_Directions for this task_.
Your task is to transcribe all of the records exactly and leave out the pictures.

_Exercise data_.
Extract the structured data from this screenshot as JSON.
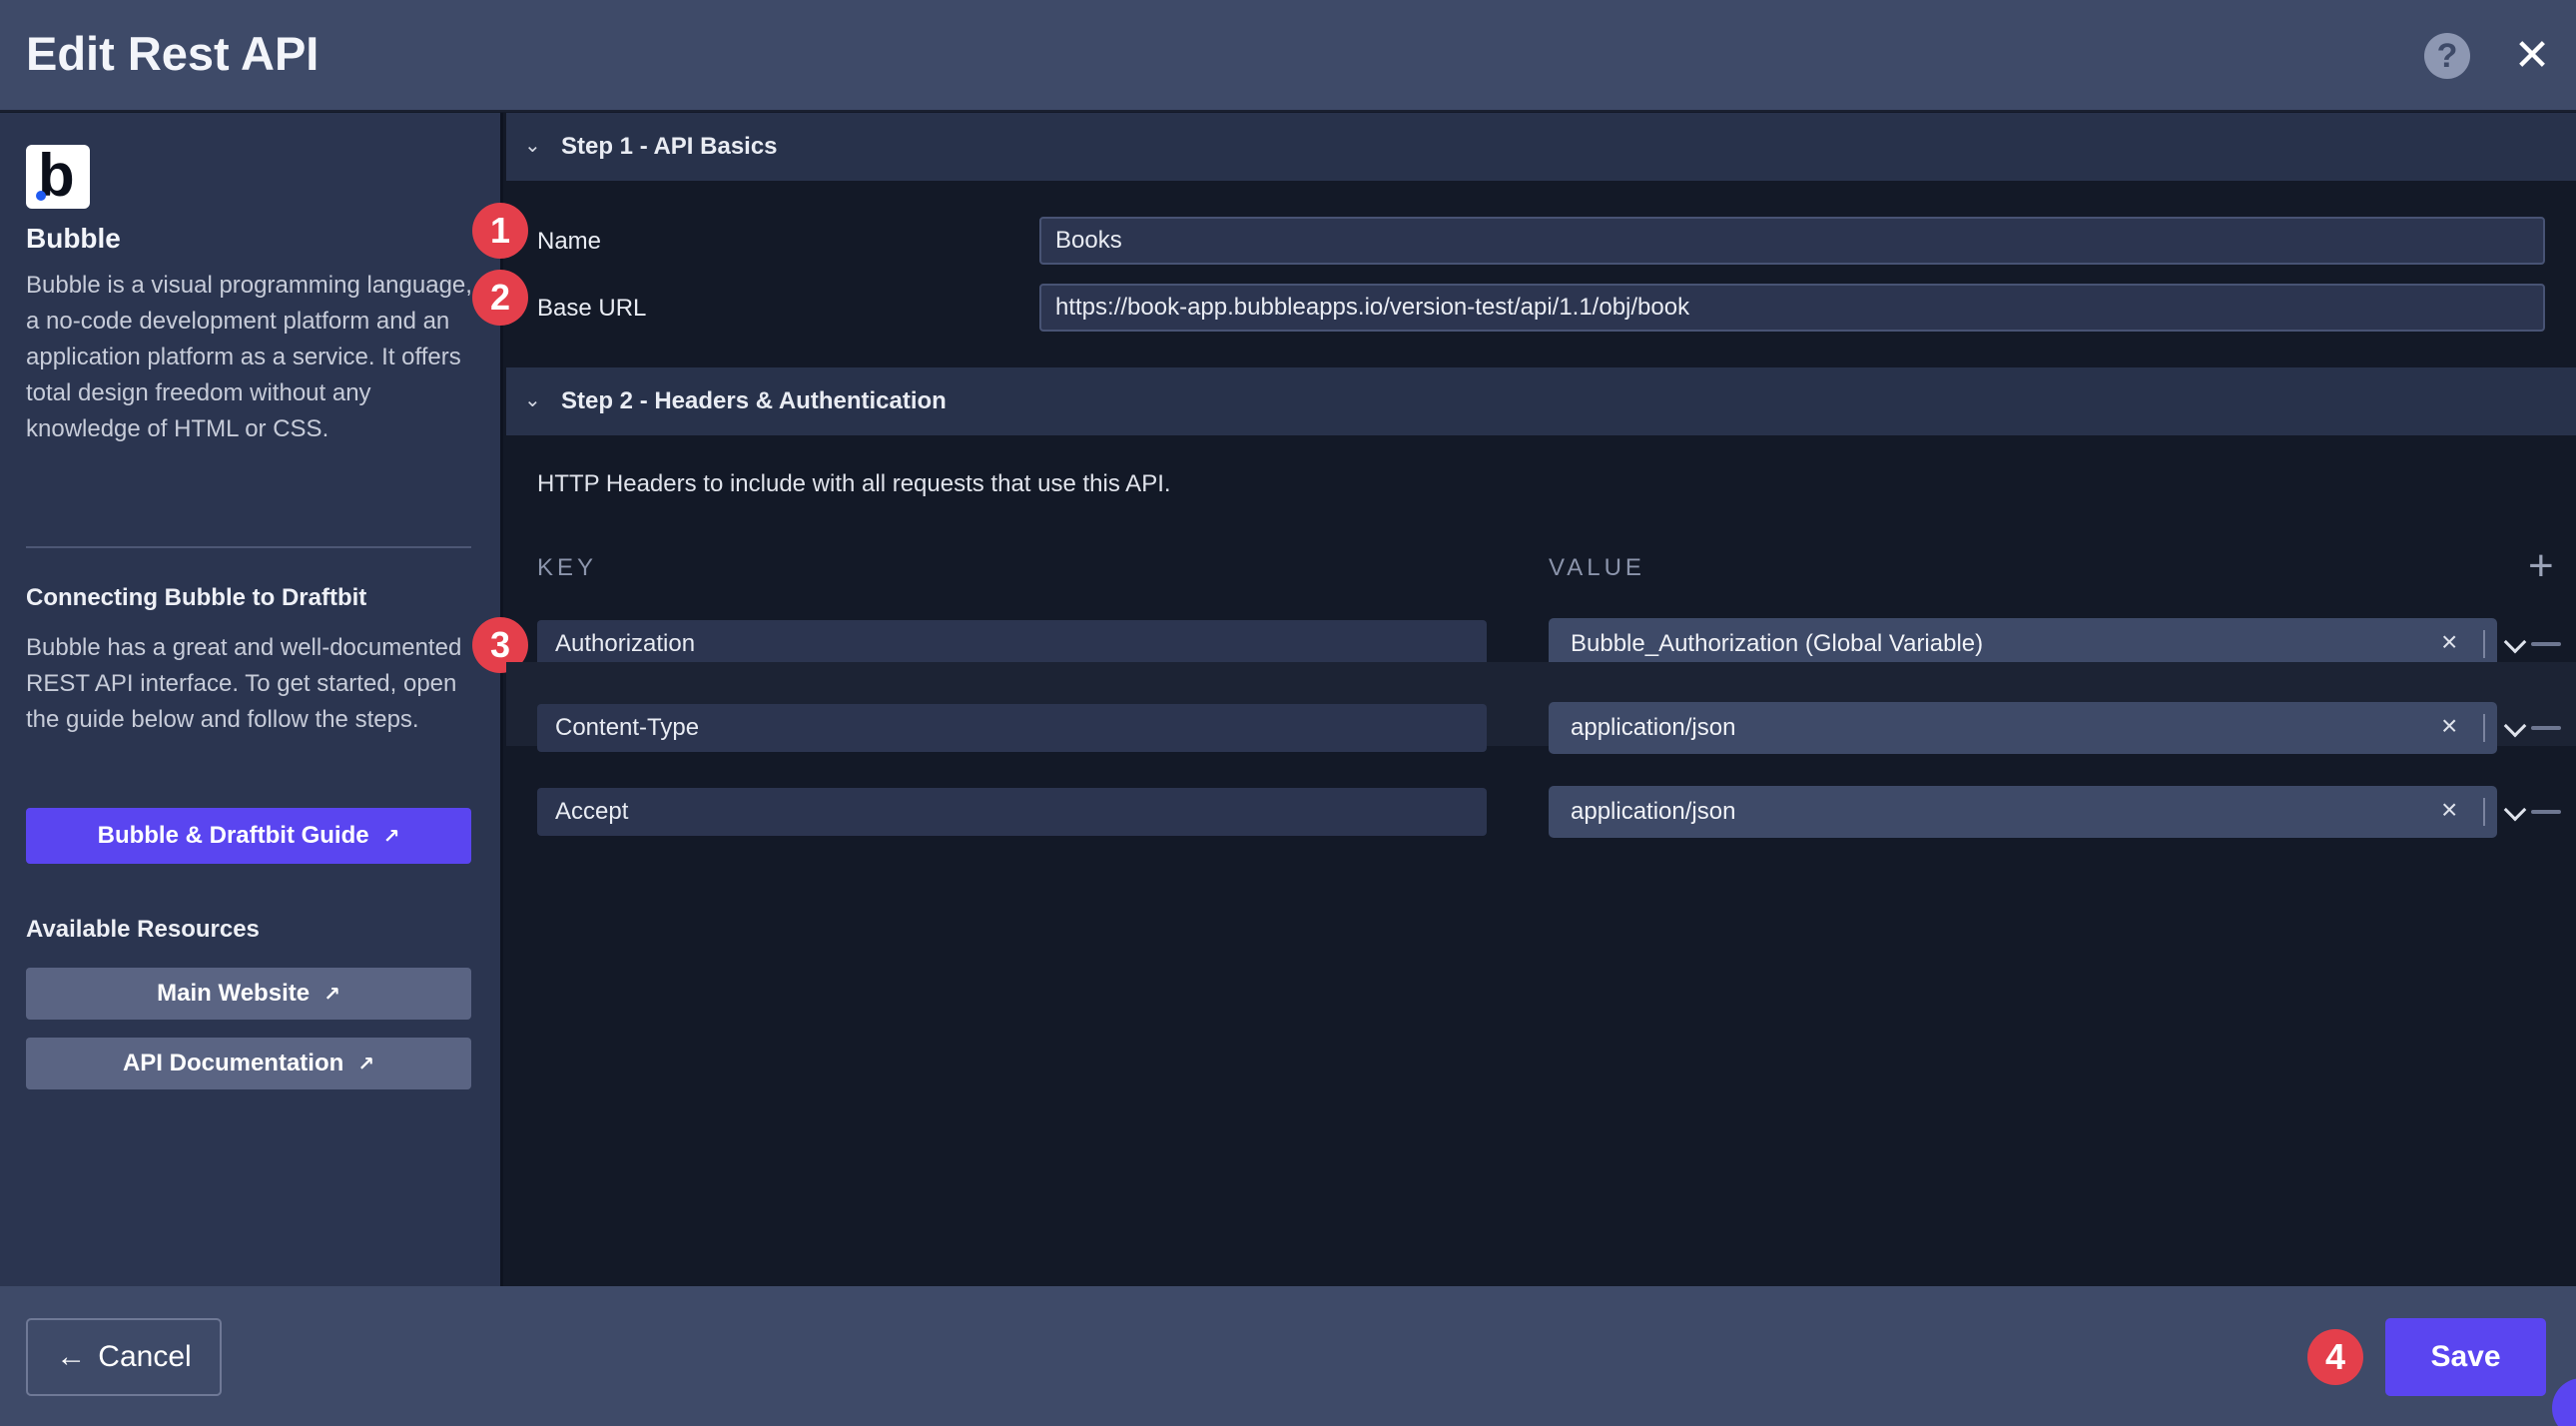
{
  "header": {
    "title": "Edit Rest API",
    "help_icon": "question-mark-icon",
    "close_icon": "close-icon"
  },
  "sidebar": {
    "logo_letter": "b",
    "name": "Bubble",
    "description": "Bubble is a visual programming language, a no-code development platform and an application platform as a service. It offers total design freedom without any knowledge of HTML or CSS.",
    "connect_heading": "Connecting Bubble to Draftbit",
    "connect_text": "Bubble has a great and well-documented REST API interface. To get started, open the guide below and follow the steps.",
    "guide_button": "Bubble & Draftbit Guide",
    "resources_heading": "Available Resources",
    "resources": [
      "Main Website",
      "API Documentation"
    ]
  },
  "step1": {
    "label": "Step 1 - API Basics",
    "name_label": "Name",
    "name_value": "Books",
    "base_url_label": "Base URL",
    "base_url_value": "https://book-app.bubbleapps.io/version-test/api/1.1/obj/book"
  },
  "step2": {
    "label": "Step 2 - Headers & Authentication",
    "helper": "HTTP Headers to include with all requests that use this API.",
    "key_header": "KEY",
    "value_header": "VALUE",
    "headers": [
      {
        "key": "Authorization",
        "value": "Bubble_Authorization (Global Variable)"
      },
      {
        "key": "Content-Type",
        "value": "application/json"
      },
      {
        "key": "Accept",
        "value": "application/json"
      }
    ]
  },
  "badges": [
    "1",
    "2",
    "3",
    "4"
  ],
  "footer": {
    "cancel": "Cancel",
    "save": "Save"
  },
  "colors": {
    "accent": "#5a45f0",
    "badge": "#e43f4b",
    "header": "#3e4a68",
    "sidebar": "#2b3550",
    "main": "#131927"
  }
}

_Expected answer_.
Extract the structured data from this screenshot as JSON.
{
  "header": {
    "title": "Edit Rest API",
    "help_icon": "question-mark-icon",
    "close_icon": "close-icon"
  },
  "sidebar": {
    "logo_letter": "b",
    "name": "Bubble",
    "description": "Bubble is a visual programming language, a no-code development platform and an application platform as a service. It offers total design freedom without any knowledge of HTML or CSS.",
    "connect_heading": "Connecting Bubble to Draftbit",
    "connect_text": "Bubble has a great and well-documented REST API interface. To get started, open the guide below and follow the steps.",
    "guide_button": "Bubble & Draftbit Guide",
    "resources_heading": "Available Resources",
    "resources": [
      "Main Website",
      "API Documentation"
    ]
  },
  "step1": {
    "label": "Step 1 - API Basics",
    "name_label": "Name",
    "name_value": "Books",
    "base_url_label": "Base URL",
    "base_url_value": "https://book-app.bubbleapps.io/version-test/api/1.1/obj/book"
  },
  "step2": {
    "label": "Step 2 - Headers & Authentication",
    "helper": "HTTP Headers to include with all requests that use this API.",
    "key_header": "KEY",
    "value_header": "VALUE",
    "headers": [
      {
        "key": "Authorization",
        "value": "Bubble_Authorization (Global Variable)"
      },
      {
        "key": "Content-Type",
        "value": "application/json"
      },
      {
        "key": "Accept",
        "value": "application/json"
      }
    ]
  },
  "badges": [
    "1",
    "2",
    "3",
    "4"
  ],
  "footer": {
    "cancel": "Cancel",
    "save": "Save"
  },
  "colors": {
    "accent": "#5a45f0",
    "badge": "#e43f4b",
    "header": "#3e4a68",
    "sidebar": "#2b3550",
    "main": "#131927"
  }
}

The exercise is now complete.